(begin)

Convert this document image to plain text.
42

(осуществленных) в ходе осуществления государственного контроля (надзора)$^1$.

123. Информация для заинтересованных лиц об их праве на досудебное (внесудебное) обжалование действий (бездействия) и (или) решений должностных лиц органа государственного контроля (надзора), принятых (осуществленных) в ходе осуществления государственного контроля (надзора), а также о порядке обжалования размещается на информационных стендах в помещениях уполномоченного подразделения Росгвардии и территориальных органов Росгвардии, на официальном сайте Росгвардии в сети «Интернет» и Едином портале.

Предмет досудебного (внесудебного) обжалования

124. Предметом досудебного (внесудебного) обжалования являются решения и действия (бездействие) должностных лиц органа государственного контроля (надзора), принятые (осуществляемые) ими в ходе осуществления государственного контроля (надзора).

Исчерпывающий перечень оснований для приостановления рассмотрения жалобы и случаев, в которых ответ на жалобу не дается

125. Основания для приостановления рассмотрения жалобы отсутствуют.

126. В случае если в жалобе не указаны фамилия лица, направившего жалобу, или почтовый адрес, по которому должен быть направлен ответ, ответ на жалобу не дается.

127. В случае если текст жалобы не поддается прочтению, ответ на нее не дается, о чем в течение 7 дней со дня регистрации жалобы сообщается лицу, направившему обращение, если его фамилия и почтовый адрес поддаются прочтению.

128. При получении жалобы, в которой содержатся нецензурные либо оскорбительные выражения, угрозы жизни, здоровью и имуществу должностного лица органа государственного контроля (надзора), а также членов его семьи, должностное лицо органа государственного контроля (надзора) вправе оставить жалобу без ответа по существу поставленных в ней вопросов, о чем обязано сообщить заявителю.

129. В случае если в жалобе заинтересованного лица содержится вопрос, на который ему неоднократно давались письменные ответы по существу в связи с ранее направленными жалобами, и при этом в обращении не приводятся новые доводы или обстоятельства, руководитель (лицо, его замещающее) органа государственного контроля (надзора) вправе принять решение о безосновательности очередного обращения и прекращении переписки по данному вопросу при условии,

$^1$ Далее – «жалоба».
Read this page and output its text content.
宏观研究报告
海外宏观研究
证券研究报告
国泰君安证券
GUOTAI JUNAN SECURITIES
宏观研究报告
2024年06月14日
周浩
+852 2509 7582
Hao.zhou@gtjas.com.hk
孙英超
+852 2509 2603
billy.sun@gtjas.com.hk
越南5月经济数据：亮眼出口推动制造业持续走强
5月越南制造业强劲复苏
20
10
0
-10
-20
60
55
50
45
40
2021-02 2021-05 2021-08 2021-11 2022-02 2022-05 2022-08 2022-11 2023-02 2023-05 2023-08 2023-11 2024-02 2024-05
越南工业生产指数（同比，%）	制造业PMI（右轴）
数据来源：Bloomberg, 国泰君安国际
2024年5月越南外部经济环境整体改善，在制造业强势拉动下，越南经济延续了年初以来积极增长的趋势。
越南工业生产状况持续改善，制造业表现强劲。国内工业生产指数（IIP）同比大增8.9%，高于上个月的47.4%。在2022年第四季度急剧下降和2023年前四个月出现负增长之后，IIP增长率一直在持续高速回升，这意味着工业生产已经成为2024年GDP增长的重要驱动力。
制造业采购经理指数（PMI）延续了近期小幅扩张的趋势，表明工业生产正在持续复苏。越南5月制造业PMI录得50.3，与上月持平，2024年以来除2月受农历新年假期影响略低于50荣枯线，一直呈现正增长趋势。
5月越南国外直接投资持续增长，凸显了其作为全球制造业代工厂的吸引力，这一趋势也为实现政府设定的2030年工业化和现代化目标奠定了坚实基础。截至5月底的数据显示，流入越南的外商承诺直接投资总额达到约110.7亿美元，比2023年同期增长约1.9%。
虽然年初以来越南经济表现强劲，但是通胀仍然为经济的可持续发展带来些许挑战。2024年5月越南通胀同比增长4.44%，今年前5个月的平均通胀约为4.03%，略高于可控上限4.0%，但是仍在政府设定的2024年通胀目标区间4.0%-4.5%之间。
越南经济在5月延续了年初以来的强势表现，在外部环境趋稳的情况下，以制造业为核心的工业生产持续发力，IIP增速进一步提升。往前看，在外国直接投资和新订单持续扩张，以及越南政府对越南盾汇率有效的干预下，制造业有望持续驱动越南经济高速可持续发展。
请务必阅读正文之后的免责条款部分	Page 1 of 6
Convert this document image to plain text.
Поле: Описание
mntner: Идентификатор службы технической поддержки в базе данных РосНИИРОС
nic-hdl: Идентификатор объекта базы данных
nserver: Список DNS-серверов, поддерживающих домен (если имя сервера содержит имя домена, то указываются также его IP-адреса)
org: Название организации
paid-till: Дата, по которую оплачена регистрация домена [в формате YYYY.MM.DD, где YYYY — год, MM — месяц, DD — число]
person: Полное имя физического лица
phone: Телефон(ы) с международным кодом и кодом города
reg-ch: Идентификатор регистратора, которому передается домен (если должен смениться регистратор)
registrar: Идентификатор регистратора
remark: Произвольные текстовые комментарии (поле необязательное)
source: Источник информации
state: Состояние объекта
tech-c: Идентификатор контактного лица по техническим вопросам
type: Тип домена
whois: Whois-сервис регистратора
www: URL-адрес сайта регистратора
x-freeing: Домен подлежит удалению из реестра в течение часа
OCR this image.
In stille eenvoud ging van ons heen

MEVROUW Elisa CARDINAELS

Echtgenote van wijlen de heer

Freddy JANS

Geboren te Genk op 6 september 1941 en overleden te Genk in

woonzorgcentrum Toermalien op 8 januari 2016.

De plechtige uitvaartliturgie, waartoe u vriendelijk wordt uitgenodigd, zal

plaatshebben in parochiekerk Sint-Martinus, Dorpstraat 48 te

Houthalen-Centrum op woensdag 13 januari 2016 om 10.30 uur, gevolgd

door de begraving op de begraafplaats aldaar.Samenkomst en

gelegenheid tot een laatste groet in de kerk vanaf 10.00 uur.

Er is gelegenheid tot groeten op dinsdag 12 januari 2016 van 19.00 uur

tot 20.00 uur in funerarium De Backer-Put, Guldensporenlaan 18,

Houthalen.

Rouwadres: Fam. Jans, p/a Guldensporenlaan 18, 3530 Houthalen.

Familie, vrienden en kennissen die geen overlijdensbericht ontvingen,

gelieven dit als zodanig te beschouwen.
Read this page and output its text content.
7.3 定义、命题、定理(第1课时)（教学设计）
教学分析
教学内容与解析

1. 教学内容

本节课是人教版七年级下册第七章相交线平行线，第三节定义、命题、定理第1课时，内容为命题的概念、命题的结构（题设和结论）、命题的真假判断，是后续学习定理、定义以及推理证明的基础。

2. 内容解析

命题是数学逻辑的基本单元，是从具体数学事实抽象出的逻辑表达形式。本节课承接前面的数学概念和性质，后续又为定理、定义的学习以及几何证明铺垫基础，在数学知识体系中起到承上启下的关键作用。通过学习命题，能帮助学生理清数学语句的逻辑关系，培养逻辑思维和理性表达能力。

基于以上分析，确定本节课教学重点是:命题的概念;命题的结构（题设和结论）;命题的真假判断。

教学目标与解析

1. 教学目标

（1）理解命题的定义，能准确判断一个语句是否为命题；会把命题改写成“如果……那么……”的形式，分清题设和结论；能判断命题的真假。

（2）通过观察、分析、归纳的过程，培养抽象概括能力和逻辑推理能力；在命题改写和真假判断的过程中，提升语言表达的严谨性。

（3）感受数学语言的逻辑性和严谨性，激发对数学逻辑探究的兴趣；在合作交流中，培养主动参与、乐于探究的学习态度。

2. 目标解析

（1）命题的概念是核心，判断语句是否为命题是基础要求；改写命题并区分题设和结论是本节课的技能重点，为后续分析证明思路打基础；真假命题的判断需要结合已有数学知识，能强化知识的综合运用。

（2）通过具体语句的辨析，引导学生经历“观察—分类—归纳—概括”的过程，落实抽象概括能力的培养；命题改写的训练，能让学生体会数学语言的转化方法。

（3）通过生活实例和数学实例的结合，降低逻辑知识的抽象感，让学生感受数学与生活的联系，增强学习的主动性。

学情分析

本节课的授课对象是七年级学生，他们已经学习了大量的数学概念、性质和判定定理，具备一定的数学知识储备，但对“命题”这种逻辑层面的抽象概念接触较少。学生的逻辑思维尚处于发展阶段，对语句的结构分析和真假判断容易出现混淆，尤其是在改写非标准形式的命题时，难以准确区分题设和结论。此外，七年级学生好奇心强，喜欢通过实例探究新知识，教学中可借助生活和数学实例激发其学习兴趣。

(end)

* [Exercise instructions]: Lines that include the word "объекта" are to be extracted from the data above.

* [Result of the task]:
nic-hdl: Идентификатор объекта базы данных
state: Состояние объекта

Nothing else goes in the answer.